Data ▸
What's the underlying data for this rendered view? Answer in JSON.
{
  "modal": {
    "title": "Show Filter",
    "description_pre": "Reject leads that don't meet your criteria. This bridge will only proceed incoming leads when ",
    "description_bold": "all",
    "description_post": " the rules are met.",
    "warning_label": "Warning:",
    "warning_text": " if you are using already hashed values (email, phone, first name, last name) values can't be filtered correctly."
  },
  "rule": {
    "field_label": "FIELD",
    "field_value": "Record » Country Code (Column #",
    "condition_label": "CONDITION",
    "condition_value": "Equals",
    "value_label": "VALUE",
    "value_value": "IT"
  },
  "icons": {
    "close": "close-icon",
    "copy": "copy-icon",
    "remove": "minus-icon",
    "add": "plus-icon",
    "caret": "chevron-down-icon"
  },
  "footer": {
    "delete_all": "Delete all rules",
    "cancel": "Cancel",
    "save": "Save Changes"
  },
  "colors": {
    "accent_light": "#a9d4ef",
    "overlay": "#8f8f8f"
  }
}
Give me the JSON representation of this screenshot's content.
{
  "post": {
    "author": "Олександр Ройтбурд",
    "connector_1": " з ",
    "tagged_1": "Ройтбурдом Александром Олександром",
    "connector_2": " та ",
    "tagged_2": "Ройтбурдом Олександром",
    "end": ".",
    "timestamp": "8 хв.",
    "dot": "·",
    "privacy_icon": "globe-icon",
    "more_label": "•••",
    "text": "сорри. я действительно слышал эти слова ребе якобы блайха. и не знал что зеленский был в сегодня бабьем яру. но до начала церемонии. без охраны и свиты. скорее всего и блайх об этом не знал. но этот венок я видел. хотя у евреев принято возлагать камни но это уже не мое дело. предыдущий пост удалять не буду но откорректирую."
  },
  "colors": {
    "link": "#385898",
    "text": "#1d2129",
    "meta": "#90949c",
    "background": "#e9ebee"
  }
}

Brief ▸
Please quote every record above exactly as it appears.

Exercise response ▸
What's the underlying data for this rendered view? Answer in JSON.
{
  "modal": {
    "title": "Show Filter",
    "description_pre": "Reject leads that don't meet your criteria. This bridge will only proceed incoming leads when ",
    "description_bold": "all",
    "description_post": " the rules are met.",
    "warning_label": "Warning:",
    "warning_text": " if you are using already hashed values (email, phone, first name, last name) values can't be filtered correctly."
  },
  "rule": {
    "field_label": "FIELD",
    "field_value": "Record » Country Code (Column #",
    "condition_label": "CONDITION",
    "condition_value": "Equals",
    "value_label": "VALUE",
    "value_value": "IT"
  },
  "icons": {
    "close": "close-icon",
    "copy": "copy-icon",
    "remove": "minus-icon",
    "add": "plus-icon",
    "caret": "chevron-down-icon"
  },
  "footer": {
    "delete_all": "Delete all rules",
    "cancel": "Cancel",
    "save": "Save Changes"
  },
  "colors": {
    "accent_light": "#a9d4ef",
    "overlay": "#8f8f8f"
  }
}
Give me the JSON representation of this screenshot's content.
{
  "post": {
    "author": "Олександр Ройтбурд",
    "connector_1": " з ",
    "tagged_1": "Ройтбурдом Александром Олександром",
    "connector_2": " та ",
    "tagged_2": "Ройтбурдом Олександром",
    "end": ".",
    "timestamp": "8 хв.",
    "dot": "·",
    "privacy_icon": "globe-icon",
    "more_label": "•••",
    "text": "сорри. я действительно слышал эти слова ребе якобы блайха. и не знал что зеленский был в сегодня бабьем яру. но до начала церемонии. без охраны и свиты. скорее всего и блайх об этом не знал. но этот венок я видел. хотя у евреев принято возлагать камни но это уже не мое дело. предыдущий пост удалять не буду но откорректирую."
  },
  "colors": {
    "link": "#385898",
    "text": "#1d2129",
    "meta": "#90949c",
    "background": "#e9ebee"
  }
}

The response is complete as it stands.